Go through the entries and transcribe each one exactly, dropping the pictures.

-- SOURCE MATERIAL --
=== Section Start ===

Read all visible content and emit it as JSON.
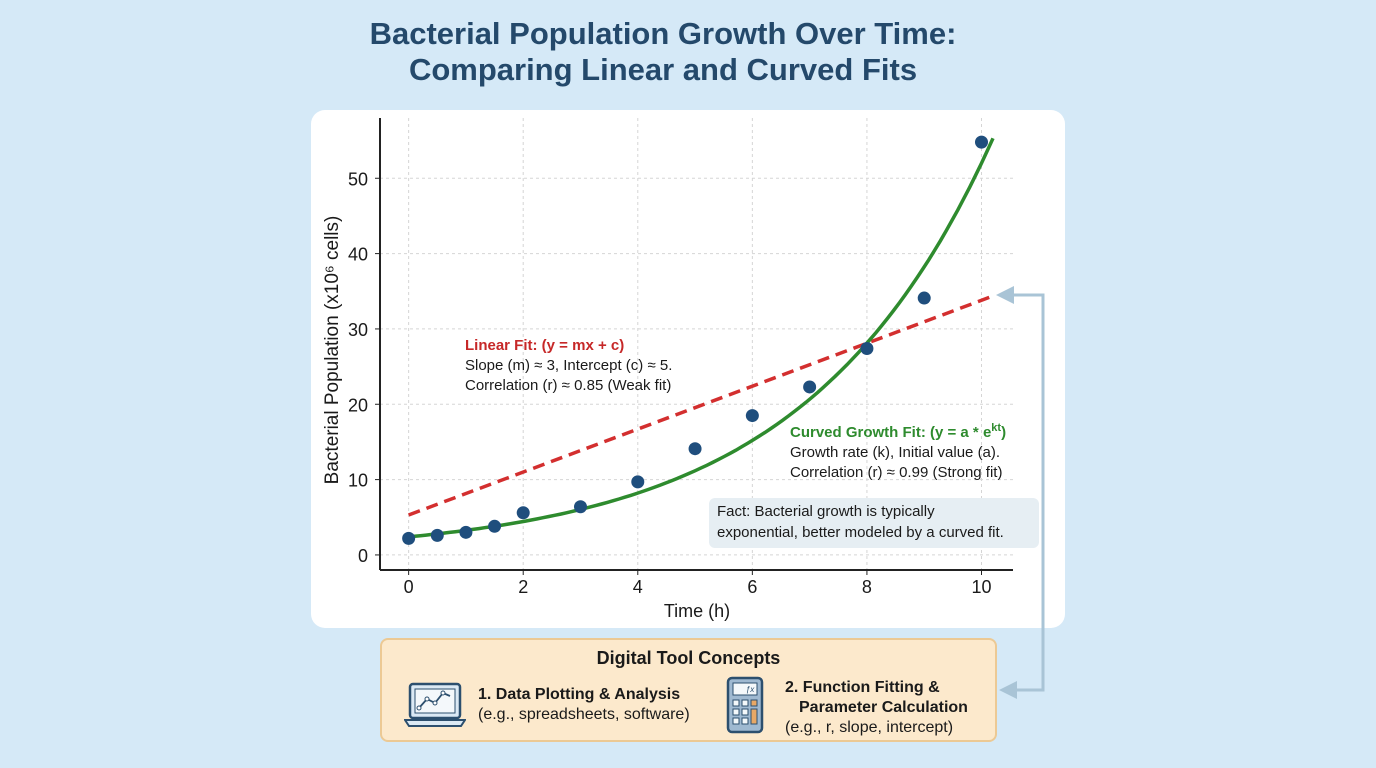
{
  "title": {
    "line1": "Bacterial Population Growth Over Time:",
    "line2": "Comparing Linear and Curved Fits"
  },
  "chart_data": {
    "type": "scatter",
    "xlabel": "Time (h)",
    "ylabel": "Bacterial Population (x10⁶ cells)",
    "xlim": [
      -0.5,
      10.55
    ],
    "ylim": [
      -2,
      58
    ],
    "xticks": [
      0,
      2,
      4,
      6,
      8,
      10
    ],
    "yticks": [
      0,
      10,
      20,
      30,
      40,
      50
    ],
    "grid": true,
    "series": [
      {
        "kind": "points",
        "color": "#1f4e7d",
        "x": [
          0,
          0.5,
          1,
          1.5,
          2,
          3,
          4,
          5,
          6,
          7,
          8,
          9,
          10
        ],
        "y": [
          2.2,
          2.6,
          3.0,
          3.8,
          5.6,
          6.4,
          9.7,
          14.1,
          18.5,
          22.3,
          27.4,
          34.1,
          54.8
        ]
      },
      {
        "kind": "linear-fit",
        "color": "#d32f2f",
        "style": "dashed",
        "slope": 2.85,
        "intercept": 5.3,
        "x_range": [
          0,
          10.2
        ]
      },
      {
        "kind": "exponential-fit",
        "color": "#2e8b2e",
        "a": 2.4,
        "k": 0.3076,
        "x_range": [
          0,
          10.2
        ]
      }
    ],
    "annotations": {
      "linear": {
        "heading": "Linear Fit: (y = mx + c)",
        "line1": "Slope (m) ≈ 3,  Intercept (c) ≈ 5.",
        "line2": "Correlation (r) ≈ 0.85 (Weak fit)"
      },
      "curved": {
        "heading": "Curved Growth Fit: (y = a * e",
        "heading_sup": "kt",
        "heading_end": ")",
        "line1": "Growth rate (k), Initial value (a).",
        "line2": "Correlation (r) ≈ 0.99 (Strong fit)"
      },
      "fact": {
        "line1": "Fact: Bacterial growth is typically",
        "line2": "exponential, better modeled by a curved fit."
      }
    }
  },
  "tools": {
    "heading": "Digital Tool Concepts",
    "items": [
      {
        "icon": "laptop-chart-icon",
        "title": "1. Data Plotting & Analysis",
        "subtitle": "(e.g., spreadsheets, software)"
      },
      {
        "icon": "calculator-icon",
        "title_line1": "2. Function Fitting &",
        "title_line2": "Parameter Calculation",
        "subtitle": "(e.g., r, slope, intercept)"
      }
    ]
  },
  "colors": {
    "background": "#d5e9f7",
    "title": "#24496b",
    "connector": "#a9c4d6",
    "tools_box": "#fce9cc"
  }
}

=== Section End ===

-- COMPLETED EXERCISE --
Read all visible content and emit it as JSON.
{
  "title": {
    "line1": "Bacterial Population Growth Over Time:",
    "line2": "Comparing Linear and Curved Fits"
  },
  "chart_data": {
    "type": "scatter",
    "xlabel": "Time (h)",
    "ylabel": "Bacterial Population (x10⁶ cells)",
    "xlim": [
      -0.5,
      10.55
    ],
    "ylim": [
      -2,
      58
    ],
    "xticks": [
      0,
      2,
      4,
      6,
      8,
      10
    ],
    "yticks": [
      0,
      10,
      20,
      30,
      40,
      50
    ],
    "grid": true,
    "series": [
      {
        "kind": "points",
        "color": "#1f4e7d",
        "x": [
          0,
          0.5,
          1,
          1.5,
          2,
          3,
          4,
          5,
          6,
          7,
          8,
          9,
          10
        ],
        "y": [
          2.2,
          2.6,
          3.0,
          3.8,
          5.6,
          6.4,
          9.7,
          14.1,
          18.5,
          22.3,
          27.4,
          34.1,
          54.8
        ]
      },
      {
        "kind": "linear-fit",
        "color": "#d32f2f",
        "style": "dashed",
        "slope": 2.85,
        "intercept": 5.3,
        "x_range": [
          0,
          10.2
        ]
      },
      {
        "kind": "exponential-fit",
        "color": "#2e8b2e",
        "a": 2.4,
        "k": 0.3076,
        "x_range": [
          0,
          10.2
        ]
      }
    ],
    "annotations": {
      "linear": {
        "heading": "Linear Fit: (y = mx + c)",
        "line1": "Slope (m) ≈ 3,  Intercept (c) ≈ 5.",
        "line2": "Correlation (r) ≈ 0.85 (Weak fit)"
      },
      "curved": {
        "heading": "Curved Growth Fit: (y = a * e",
        "heading_sup": "kt",
        "heading_end": ")",
        "line1": "Growth rate (k), Initial value (a).",
        "line2": "Correlation (r) ≈ 0.99 (Strong fit)"
      },
      "fact": {
        "line1": "Fact: Bacterial growth is typically",
        "line2": "exponential, better modeled by a curved fit."
      }
    }
  },
  "tools": {
    "heading": "Digital Tool Concepts",
    "items": [
      {
        "icon": "laptop-chart-icon",
        "title": "1. Data Plotting & Analysis",
        "subtitle": "(e.g., spreadsheets, software)"
      },
      {
        "icon": "calculator-icon",
        "title_line1": "2. Function Fitting &",
        "title_line2": "Parameter Calculation",
        "subtitle": "(e.g., r, slope, intercept)"
      }
    ]
  },
  "colors": {
    "background": "#d5e9f7",
    "title": "#24496b",
    "connector": "#a9c4d6",
    "tools_box": "#fce9cc"
  }
}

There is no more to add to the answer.